Extrait du texte:
****************
Les horreurs de l’Inquisition
CELA se passait au XIIIe siècle. Tout le sud de la France était, disait-on, infesté d’hérétiques. L’évêque de la région avait échoué dans ses tentatives visant à extirper cette mauvaise herbe qui poussait dans son diocèse, domaine censé être exclusivement catholique. On jugea alors nécessaire une action plus énergique. Les représentants spéciaux du pape “en matière d’hérésie” se rendirent sur place. L’Inquisition était arrivée.
Les origines de l’Inquisition remontent aux XIe et XIIe siècles, époque où divers groupes dissidents avaient commencé à se manifester en Europe catholique. Mais l’Inquisition proprement dite fut inaugurée par le pape Lucius III lors du synode de Vérone (Italie) en 1184. En collaboration avec l’empereur Frédéric Ier Barberousse, alors à la tête du Saint Empire romain, il décréta que quiconque parlait ou seulement pensait de façon contraire à la doctrine catholique se verrait excommunié par l’Église et puni comme il se devait par les autorités civiles. On donna ordre aux évêques de rechercher (inquirere en latin) les hérétiques. Ce fut le point de départ de ce qu’on a appelé l’Inquisition épiscopale, car celle-ci était placée sous l’autorité des évêques catholiques.
****************
Enregistrements stockés

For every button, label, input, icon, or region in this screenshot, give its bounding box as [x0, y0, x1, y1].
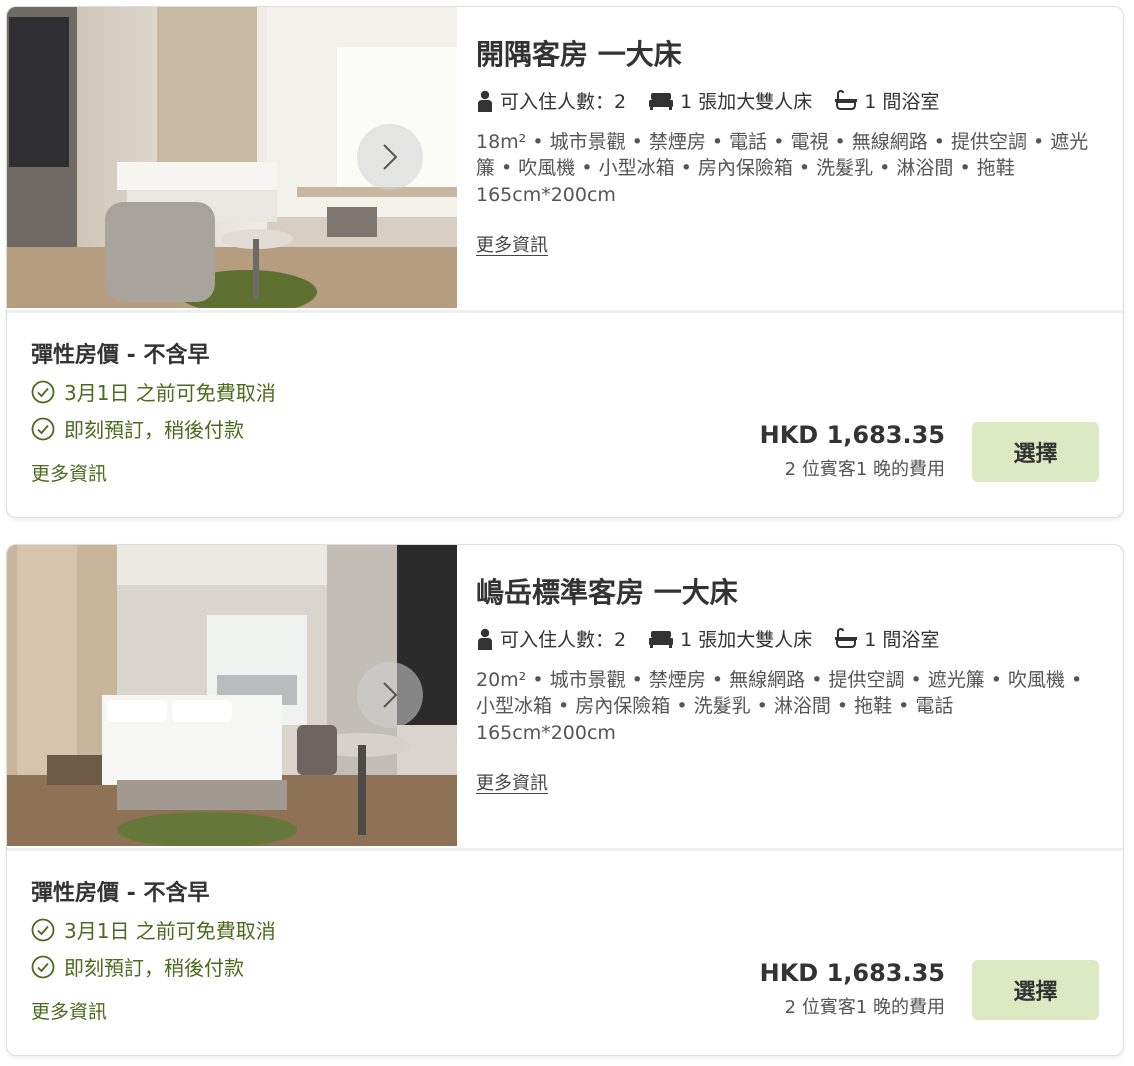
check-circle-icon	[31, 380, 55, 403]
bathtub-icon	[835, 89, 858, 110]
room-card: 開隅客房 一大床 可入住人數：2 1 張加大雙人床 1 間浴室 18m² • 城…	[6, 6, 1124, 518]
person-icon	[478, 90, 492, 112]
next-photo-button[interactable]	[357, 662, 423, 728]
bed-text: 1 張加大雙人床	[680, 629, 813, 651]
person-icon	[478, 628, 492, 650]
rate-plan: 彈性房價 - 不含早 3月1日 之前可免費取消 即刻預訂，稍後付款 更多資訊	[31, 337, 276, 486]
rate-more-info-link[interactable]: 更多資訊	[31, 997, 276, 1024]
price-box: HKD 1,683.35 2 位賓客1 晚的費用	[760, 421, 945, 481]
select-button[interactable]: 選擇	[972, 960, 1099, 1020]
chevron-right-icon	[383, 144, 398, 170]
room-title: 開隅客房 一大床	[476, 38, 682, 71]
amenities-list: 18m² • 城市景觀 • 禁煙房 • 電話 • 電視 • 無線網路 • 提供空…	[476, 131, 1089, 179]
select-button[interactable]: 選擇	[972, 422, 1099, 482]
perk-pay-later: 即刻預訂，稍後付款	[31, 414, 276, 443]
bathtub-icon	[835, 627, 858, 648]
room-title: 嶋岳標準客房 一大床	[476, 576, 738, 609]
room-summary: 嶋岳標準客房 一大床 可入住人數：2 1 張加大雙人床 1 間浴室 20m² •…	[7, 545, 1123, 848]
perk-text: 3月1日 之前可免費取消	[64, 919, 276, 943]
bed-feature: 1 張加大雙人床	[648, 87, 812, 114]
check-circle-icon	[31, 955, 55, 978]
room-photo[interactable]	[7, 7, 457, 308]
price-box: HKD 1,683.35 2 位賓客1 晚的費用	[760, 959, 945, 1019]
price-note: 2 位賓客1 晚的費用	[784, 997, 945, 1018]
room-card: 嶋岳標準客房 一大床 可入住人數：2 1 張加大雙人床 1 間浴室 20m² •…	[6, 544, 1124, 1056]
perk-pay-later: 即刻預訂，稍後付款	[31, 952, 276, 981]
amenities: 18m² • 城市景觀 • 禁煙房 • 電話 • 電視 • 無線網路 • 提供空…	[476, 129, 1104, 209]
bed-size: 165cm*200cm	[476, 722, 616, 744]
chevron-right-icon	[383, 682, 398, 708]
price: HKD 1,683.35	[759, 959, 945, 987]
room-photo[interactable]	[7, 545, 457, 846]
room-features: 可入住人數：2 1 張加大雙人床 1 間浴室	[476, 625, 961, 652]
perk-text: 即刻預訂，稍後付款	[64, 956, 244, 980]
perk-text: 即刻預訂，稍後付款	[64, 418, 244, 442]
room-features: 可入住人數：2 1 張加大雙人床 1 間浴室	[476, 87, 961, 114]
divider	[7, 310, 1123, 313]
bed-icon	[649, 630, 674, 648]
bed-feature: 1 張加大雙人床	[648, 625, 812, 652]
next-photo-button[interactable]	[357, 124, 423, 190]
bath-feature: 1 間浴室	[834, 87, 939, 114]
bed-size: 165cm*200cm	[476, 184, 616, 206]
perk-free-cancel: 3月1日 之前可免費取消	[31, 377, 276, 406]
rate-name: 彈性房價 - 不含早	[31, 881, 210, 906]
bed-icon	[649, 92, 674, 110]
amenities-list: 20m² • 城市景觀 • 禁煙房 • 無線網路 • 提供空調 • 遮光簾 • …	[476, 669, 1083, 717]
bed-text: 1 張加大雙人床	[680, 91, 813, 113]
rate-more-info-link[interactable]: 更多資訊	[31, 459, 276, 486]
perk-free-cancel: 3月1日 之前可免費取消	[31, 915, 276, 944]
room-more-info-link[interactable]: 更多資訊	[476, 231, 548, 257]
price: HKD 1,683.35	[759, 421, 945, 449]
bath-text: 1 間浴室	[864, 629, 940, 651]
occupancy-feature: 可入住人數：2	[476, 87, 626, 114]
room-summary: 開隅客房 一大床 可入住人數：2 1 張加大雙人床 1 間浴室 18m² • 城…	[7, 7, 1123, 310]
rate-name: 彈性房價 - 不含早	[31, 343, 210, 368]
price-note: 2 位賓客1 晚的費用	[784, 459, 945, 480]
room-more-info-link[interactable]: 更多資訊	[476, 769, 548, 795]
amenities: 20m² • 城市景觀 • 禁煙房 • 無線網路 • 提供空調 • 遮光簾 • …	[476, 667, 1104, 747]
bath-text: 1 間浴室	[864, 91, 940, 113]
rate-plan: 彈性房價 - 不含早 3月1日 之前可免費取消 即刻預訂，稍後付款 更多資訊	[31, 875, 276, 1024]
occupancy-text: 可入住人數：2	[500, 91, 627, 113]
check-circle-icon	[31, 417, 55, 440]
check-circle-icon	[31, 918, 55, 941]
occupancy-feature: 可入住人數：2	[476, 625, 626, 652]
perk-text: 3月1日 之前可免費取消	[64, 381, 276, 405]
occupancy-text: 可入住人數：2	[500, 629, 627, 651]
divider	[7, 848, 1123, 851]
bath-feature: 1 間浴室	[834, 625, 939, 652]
****************
Consigne A: Recopiez le passage du texte sur l'Inquisition compris entre « Les horreurs de » et « L’Inquisition était arrivée. », ces deux bornes incluses.
Consigne B: Extrayez de la liste, sans rien y changer, les lignes comprises entre celle qui contient « 380, 55, 403] » et celle qui contient « 881, 210, 906] », ces deux lignes incluses.

Corrigé A:
Les horreurs de l’Inquisition
CELA se passait au XIIIe siècle. Tout le sud de la France était, disait-on, infesté d’hérétiques. L’évêque de la région avait échoué dans ses tentatives visant à extirper cette mauvaise herbe qui poussait dans son diocèse, domaine censé être exclusivement catholique. On jugea alors nécessaire une action plus énergique. Les représentants spéciaux du pape “en matière d’hérésie” se rendirent sur place. L’Inquisition était arrivée.

Corrigé B:
check-circle-icon	[31, 380, 55, 403]
bathtub-icon	[835, 89, 858, 110]
room-card: 開隅客房 一大床 可入住人數：2 1 張加大雙人床 1 間浴室 18m² • 城…	[6, 6, 1124, 518]
person-icon	[478, 90, 492, 112]
next-photo-button[interactable]	[357, 662, 423, 728]
bed-text: 1 張加大雙人床	[680, 629, 813, 651]
person-icon	[478, 628, 492, 650]
rate-plan: 彈性房價 - 不含早 3月1日 之前可免費取消 即刻預訂，稍後付款 更多資訊	[31, 337, 276, 486]
rate-more-info-link[interactable]: 更多資訊	[31, 997, 276, 1024]
price-box: HKD 1,683.35 2 位賓客1 晚的費用	[760, 421, 945, 481]
select-button[interactable]: 選擇	[972, 960, 1099, 1020]
chevron-right-icon	[383, 144, 398, 170]
room-title: 開隅客房 一大床	[476, 38, 682, 71]
amenities-list: 18m² • 城市景觀 • 禁煙房 • 電話 • 電視 • 無線網路 • 提供空…	[476, 131, 1089, 179]
select-button[interactable]: 選擇	[972, 422, 1099, 482]
perk-pay-later: 即刻預訂，稍後付款	[31, 414, 276, 443]
bathtub-icon	[835, 627, 858, 648]
room-title: 嶋岳標準客房 一大床	[476, 576, 738, 609]
room-summary: 嶋岳標準客房 一大床 可入住人數：2 1 張加大雙人床 1 間浴室 20m² •…	[7, 545, 1123, 848]
perk-text: 3月1日 之前可免費取消	[64, 919, 276, 943]
bed-feature: 1 張加大雙人床	[648, 87, 812, 114]
check-circle-icon	[31, 955, 55, 978]
room-photo[interactable]	[7, 7, 457, 308]
price-box: HKD 1,683.35 2 位賓客1 晚的費用	[760, 959, 945, 1019]
price-note: 2 位賓客1 晚的費用	[784, 997, 945, 1018]
room-card: 嶋岳標準客房 一大床 可入住人數：2 1 張加大雙人床 1 間浴室 20m² •…	[6, 544, 1124, 1056]
perk-pay-later: 即刻預訂，稍後付款	[31, 952, 276, 981]
amenities: 18m² • 城市景觀 • 禁煙房 • 電話 • 電視 • 無線網路 • 提供空…	[476, 129, 1104, 209]
bed-size: 165cm*200cm	[476, 722, 616, 744]
chevron-right-icon	[383, 682, 398, 708]
price: HKD 1,683.35	[759, 959, 945, 987]
room-photo[interactable]	[7, 545, 457, 846]
room-features: 可入住人數：2 1 張加大雙人床 1 間浴室	[476, 625, 961, 652]
perk-text: 即刻預訂，稍後付款	[64, 956, 244, 980]
perk-text: 即刻預訂，稍後付款	[64, 418, 244, 442]
room-features: 可入住人數：2 1 張加大雙人床 1 間浴室	[476, 87, 961, 114]
divider	[7, 310, 1123, 313]
bed-icon	[649, 630, 674, 648]
bed-feature: 1 張加大雙人床	[648, 625, 812, 652]
next-photo-button[interactable]	[357, 124, 423, 190]
bath-feature: 1 間浴室	[834, 87, 939, 114]
bed-size: 165cm*200cm	[476, 184, 616, 206]
perk-free-cancel: 3月1日 之前可免費取消	[31, 377, 276, 406]
rate-name: 彈性房價 - 不含早	[31, 881, 210, 906]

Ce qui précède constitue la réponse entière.